Rows from a dataset:

..........

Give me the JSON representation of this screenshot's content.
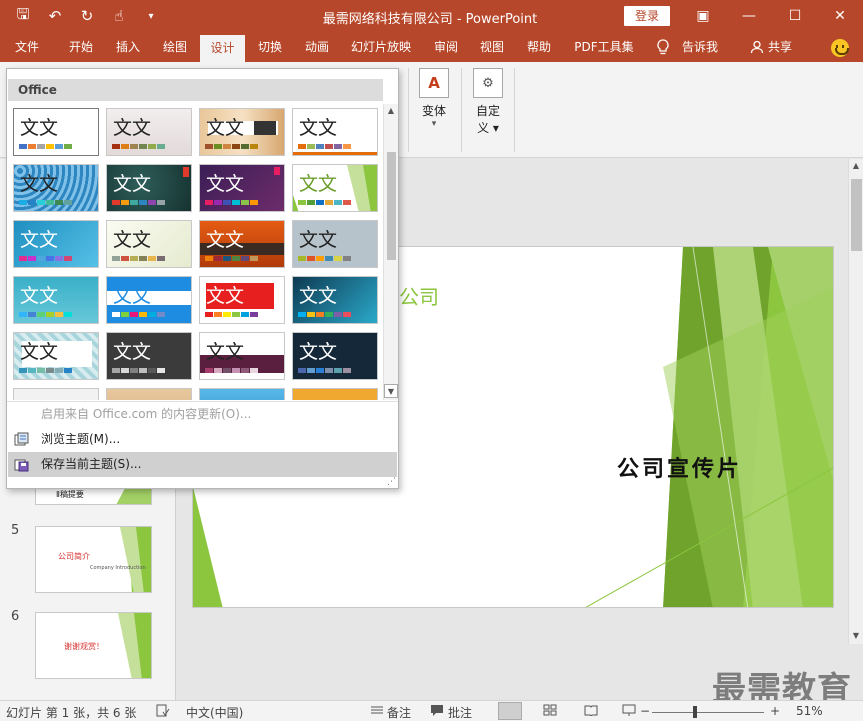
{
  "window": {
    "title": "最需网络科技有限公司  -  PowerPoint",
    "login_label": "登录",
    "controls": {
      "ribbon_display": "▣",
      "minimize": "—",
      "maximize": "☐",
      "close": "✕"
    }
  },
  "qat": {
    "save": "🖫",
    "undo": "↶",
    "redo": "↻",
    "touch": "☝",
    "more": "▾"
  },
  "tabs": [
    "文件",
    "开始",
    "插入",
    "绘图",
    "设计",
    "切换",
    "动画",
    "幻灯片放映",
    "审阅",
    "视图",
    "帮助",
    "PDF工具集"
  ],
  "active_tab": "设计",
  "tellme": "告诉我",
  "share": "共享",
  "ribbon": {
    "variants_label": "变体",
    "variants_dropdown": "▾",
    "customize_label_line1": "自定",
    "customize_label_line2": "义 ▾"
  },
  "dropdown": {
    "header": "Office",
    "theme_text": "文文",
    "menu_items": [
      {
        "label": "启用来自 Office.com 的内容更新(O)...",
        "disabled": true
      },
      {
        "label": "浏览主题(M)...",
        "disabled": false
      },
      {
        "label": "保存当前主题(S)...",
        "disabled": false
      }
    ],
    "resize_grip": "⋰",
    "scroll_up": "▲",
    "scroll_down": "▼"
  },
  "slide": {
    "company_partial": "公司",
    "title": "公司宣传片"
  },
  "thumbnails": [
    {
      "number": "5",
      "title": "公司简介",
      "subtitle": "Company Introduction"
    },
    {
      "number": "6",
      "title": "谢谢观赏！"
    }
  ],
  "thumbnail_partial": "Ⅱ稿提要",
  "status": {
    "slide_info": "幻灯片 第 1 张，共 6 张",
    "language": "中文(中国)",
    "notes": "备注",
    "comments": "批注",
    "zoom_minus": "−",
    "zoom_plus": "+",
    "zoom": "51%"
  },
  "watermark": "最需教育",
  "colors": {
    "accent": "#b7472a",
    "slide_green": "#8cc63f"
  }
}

..........

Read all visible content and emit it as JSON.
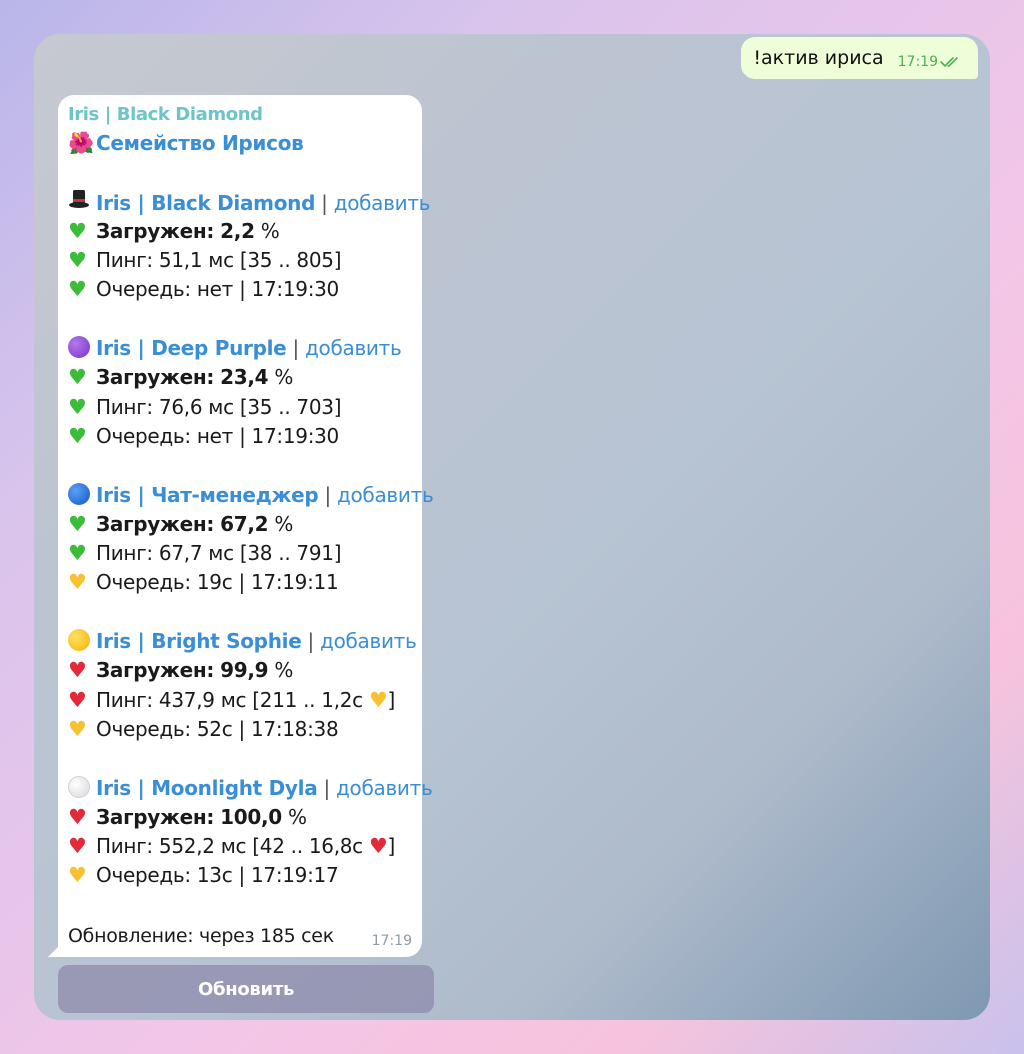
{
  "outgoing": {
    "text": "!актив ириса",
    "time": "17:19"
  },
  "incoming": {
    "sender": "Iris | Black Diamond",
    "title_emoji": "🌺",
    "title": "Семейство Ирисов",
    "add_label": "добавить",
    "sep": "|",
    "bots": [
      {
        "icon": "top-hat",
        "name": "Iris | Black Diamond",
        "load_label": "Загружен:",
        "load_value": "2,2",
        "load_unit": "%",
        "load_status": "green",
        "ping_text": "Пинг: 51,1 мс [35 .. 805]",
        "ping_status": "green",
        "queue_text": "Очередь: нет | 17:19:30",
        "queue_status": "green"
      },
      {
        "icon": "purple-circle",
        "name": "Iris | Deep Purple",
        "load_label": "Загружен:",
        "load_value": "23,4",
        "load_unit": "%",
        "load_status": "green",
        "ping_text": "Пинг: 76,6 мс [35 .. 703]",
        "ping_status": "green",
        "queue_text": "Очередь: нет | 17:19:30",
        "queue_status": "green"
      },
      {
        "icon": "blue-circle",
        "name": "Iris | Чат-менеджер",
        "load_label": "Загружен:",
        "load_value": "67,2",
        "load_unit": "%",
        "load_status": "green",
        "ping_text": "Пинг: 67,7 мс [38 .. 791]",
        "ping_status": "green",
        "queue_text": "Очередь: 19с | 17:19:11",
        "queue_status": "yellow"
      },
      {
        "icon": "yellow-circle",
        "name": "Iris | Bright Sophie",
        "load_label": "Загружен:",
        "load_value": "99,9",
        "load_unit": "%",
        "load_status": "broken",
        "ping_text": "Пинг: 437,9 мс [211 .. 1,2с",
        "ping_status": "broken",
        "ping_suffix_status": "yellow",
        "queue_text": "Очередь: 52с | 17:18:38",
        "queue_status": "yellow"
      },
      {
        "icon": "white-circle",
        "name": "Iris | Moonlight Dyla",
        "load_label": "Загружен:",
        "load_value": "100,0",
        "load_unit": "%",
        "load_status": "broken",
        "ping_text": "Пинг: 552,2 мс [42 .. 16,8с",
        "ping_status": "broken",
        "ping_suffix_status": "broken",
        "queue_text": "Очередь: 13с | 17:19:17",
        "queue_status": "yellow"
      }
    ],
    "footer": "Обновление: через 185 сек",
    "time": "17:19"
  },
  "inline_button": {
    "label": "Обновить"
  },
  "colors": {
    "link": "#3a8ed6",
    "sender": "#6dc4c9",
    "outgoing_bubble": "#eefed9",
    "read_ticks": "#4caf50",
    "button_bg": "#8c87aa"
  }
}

..........

- _Written exercise_: Collect the lines that hold "Black".

- _Response below_:
    "sender": "Iris | Black Diamond",
        "name": "Iris | Black Diamond",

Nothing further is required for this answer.